- Task goal
Check each line for the string "Fuel" and give only the count of lines that have it.

======== Exercise data ========

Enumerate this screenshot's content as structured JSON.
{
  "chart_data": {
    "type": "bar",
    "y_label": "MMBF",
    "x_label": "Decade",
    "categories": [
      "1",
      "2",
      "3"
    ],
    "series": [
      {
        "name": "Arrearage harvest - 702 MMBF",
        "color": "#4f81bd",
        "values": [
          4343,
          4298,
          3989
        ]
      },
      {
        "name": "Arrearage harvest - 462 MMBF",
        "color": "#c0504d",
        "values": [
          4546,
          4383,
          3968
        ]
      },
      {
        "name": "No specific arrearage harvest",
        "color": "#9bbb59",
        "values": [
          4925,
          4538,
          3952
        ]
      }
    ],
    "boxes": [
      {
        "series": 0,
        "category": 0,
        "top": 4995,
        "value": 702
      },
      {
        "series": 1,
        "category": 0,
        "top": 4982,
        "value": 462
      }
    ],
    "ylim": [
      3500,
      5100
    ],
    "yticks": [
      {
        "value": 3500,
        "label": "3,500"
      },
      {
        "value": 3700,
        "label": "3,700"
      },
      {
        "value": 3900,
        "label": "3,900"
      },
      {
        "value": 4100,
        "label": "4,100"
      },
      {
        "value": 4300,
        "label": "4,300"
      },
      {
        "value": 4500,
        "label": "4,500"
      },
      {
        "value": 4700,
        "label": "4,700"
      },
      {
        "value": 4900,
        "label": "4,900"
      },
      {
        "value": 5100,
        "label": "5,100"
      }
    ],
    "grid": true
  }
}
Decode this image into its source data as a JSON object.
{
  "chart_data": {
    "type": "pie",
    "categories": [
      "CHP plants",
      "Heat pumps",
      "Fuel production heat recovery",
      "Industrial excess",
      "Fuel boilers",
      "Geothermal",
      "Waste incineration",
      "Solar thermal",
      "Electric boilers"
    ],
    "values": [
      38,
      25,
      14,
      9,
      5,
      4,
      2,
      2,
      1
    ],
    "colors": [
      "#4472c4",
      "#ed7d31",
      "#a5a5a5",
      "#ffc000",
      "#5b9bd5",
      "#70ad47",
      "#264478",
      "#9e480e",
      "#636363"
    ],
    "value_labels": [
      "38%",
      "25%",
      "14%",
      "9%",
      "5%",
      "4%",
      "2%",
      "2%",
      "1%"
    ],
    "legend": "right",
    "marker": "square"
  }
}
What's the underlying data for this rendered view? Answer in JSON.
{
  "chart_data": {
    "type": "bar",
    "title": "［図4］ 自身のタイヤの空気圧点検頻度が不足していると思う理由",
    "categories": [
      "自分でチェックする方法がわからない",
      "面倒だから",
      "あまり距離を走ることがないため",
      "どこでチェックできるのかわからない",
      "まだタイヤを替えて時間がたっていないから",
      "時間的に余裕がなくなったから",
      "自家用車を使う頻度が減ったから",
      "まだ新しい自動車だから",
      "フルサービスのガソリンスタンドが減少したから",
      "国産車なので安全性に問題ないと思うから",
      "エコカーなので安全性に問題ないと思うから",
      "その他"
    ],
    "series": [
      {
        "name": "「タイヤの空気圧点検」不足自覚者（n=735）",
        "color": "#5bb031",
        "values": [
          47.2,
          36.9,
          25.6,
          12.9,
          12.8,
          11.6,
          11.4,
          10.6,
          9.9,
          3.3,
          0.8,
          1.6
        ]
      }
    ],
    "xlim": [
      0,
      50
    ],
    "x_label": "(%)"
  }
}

========

- The result
2